— Begin —
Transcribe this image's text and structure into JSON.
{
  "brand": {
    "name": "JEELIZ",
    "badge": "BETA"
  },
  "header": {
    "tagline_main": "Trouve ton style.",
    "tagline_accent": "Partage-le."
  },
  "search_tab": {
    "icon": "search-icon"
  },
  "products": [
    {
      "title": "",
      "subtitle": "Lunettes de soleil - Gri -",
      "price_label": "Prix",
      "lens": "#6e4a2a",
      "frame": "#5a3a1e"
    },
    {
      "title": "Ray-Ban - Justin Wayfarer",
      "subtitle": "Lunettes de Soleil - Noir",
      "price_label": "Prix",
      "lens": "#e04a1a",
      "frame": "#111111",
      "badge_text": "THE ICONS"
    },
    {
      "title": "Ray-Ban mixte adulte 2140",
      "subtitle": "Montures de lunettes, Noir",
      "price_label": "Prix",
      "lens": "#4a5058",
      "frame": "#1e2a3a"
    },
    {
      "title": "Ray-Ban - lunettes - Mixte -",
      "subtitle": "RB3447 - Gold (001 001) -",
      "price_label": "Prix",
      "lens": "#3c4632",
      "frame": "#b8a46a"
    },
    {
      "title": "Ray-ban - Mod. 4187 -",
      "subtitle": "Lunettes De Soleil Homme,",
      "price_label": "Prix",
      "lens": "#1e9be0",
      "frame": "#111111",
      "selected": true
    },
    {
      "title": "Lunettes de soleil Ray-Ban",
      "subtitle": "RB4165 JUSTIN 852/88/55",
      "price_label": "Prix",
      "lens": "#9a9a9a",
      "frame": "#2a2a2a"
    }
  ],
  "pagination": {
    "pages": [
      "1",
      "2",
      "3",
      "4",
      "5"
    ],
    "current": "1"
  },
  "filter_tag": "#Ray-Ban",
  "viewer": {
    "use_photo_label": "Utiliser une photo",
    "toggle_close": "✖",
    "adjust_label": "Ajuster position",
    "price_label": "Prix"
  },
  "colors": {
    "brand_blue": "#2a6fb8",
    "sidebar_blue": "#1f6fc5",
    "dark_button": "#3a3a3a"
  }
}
— End —
— Begin —
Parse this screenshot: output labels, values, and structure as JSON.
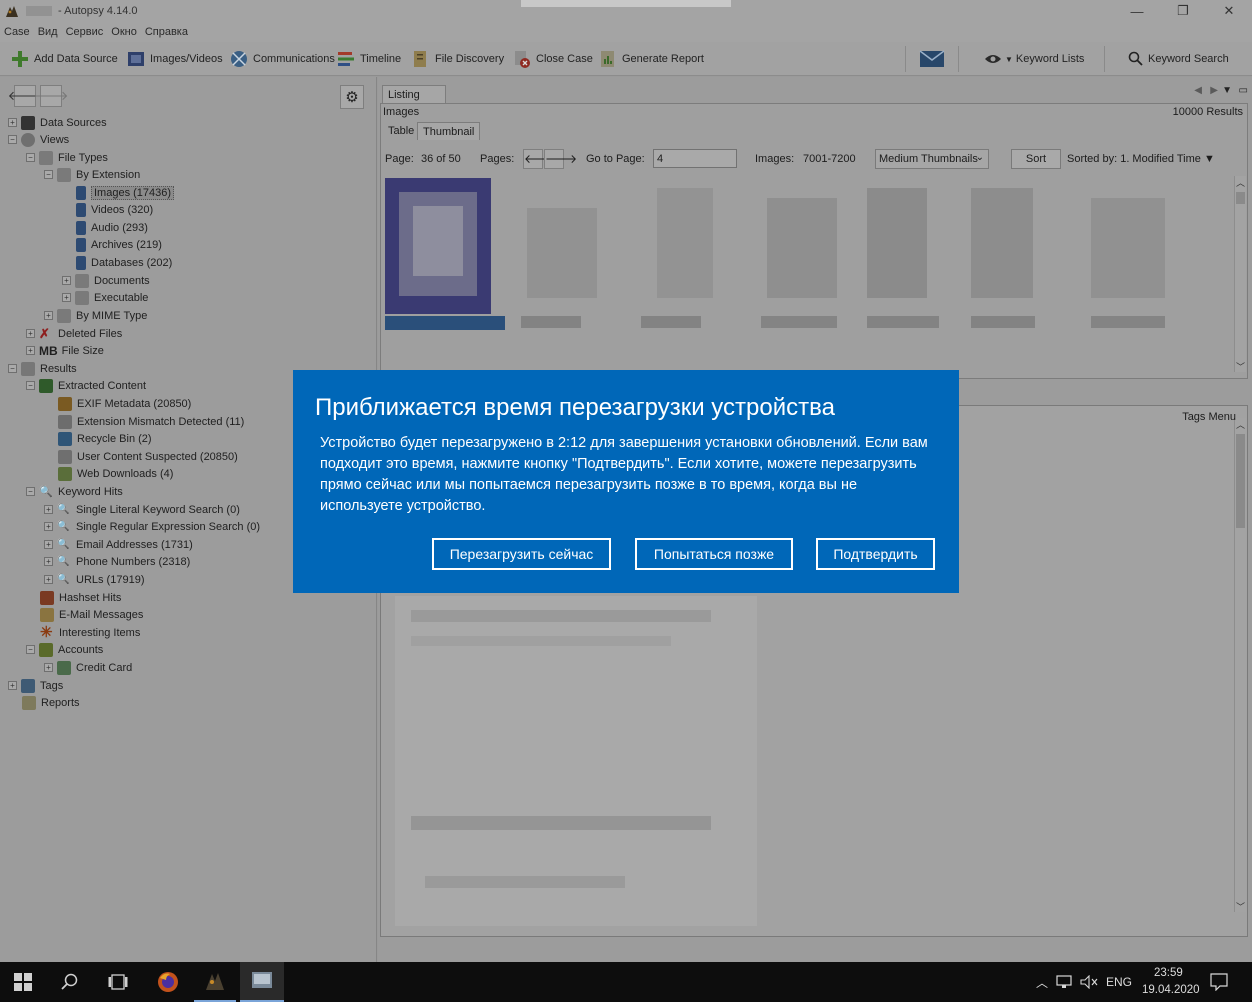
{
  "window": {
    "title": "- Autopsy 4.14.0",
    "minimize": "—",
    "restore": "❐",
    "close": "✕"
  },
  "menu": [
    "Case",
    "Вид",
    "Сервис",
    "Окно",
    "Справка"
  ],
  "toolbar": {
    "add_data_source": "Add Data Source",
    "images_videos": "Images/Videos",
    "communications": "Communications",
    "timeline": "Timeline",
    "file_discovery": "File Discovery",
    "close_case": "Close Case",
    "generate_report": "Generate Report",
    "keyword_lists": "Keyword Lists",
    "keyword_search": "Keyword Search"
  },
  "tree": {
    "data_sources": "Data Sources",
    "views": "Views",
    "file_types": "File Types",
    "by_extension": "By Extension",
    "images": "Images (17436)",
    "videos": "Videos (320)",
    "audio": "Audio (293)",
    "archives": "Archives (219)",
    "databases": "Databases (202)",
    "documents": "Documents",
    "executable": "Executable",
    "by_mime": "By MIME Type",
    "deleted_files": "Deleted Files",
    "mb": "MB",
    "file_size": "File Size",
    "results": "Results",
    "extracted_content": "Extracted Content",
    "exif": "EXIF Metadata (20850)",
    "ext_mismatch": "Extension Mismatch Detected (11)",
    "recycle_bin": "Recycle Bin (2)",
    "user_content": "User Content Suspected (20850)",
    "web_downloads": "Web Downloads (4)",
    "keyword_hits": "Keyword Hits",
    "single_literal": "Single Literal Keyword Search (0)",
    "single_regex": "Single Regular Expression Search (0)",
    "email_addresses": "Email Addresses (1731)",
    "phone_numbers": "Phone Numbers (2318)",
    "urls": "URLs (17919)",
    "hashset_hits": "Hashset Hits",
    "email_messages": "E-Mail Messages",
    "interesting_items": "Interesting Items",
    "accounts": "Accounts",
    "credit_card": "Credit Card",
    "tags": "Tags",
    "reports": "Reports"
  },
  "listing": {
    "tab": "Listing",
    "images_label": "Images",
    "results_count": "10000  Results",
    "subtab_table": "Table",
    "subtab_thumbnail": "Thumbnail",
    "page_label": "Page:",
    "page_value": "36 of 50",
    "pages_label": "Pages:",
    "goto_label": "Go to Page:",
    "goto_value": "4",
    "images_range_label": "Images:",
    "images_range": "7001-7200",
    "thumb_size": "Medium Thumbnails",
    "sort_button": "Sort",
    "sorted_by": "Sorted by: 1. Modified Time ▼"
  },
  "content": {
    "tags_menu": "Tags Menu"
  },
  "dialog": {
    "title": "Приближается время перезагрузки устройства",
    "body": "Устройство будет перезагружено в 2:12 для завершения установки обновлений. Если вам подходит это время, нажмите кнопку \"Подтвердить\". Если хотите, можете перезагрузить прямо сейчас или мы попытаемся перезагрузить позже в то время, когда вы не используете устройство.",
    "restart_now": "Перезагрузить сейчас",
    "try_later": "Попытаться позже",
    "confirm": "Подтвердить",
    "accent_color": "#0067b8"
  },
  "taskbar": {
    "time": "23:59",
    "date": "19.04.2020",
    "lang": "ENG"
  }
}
— End —
» **TASK BRIEF**
Return every line containing "сейчас".

» **EXERCISE SOLUTION**
    "body": "Устройство будет перезагружено в 2:12 для завершения установки обновлений. Если вам подходит это время, нажмите кнопку \"Подтвердить\". Если хотите, можете перезагрузить прямо сейчас или мы попытаемся перезагрузить позже в то время, когда вы не используете устройство.",
    "restart_now": "Перезагрузить сейчас",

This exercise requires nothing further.